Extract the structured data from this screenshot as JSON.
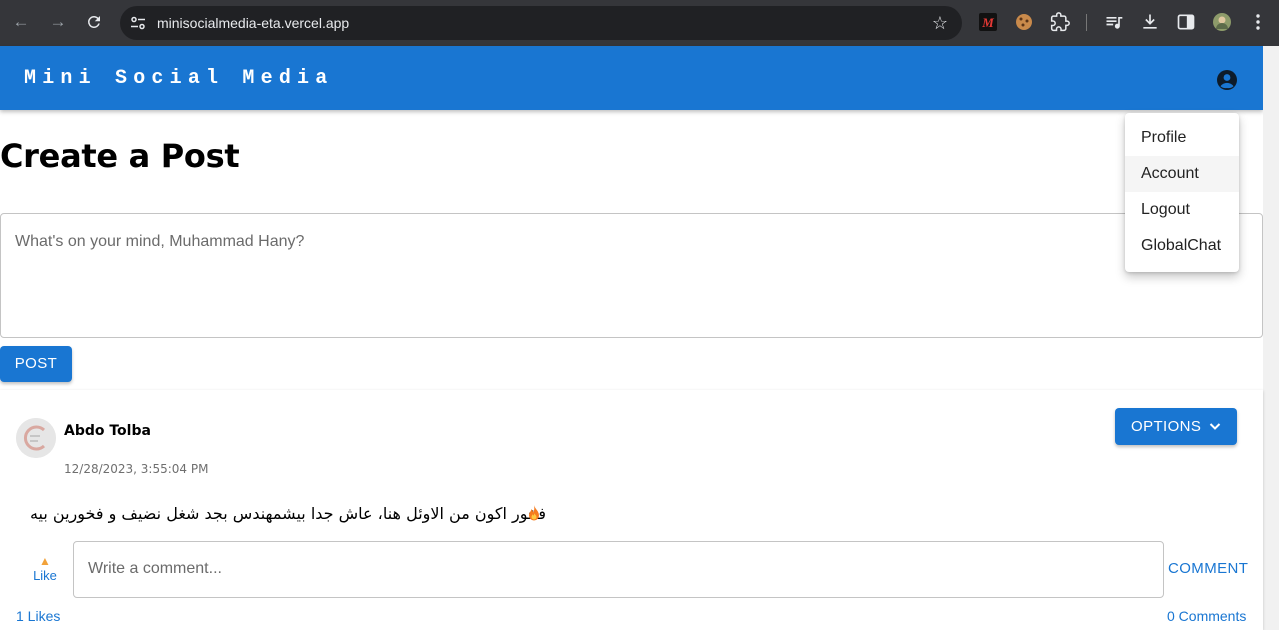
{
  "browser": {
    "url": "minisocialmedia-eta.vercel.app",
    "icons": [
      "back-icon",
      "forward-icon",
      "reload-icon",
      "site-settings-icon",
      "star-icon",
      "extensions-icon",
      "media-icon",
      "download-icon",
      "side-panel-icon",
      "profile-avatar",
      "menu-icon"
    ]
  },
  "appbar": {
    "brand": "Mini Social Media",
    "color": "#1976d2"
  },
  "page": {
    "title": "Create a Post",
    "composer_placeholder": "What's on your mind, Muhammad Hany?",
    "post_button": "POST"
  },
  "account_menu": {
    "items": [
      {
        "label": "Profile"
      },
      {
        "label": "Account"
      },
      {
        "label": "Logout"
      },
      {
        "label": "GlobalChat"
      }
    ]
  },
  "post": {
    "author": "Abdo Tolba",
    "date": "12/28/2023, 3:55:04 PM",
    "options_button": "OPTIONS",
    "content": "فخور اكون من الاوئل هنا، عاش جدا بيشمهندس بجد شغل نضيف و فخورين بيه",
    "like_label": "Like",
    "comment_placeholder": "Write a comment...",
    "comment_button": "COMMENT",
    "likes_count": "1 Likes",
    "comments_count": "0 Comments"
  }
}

::::::

THE REQUEST — Leave out all pictures, then copy the remaining material exactly.

FINAL RESULT —
Extract the structured data from this screenshot as JSON.
{
  "browser": {
    "url": "minisocialmedia-eta.vercel.app",
    "icons": [
      "back-icon",
      "forward-icon",
      "reload-icon",
      "site-settings-icon",
      "star-icon",
      "extensions-icon",
      "media-icon",
      "download-icon",
      "side-panel-icon",
      "profile-avatar",
      "menu-icon"
    ]
  },
  "appbar": {
    "brand": "Mini Social Media",
    "color": "#1976d2"
  },
  "page": {
    "title": "Create a Post",
    "composer_placeholder": "What's on your mind, Muhammad Hany?",
    "post_button": "POST"
  },
  "account_menu": {
    "items": [
      {
        "label": "Profile"
      },
      {
        "label": "Account"
      },
      {
        "label": "Logout"
      },
      {
        "label": "GlobalChat"
      }
    ]
  },
  "post": {
    "author": "Abdo Tolba",
    "date": "12/28/2023, 3:55:04 PM",
    "options_button": "OPTIONS",
    "content": "فخور اكون من الاوئل هنا، عاش جدا بيشمهندس بجد شغل نضيف و فخورين بيه",
    "like_label": "Like",
    "comment_placeholder": "Write a comment...",
    "comment_button": "COMMENT",
    "likes_count": "1 Likes",
    "comments_count": "0 Comments"
  }
}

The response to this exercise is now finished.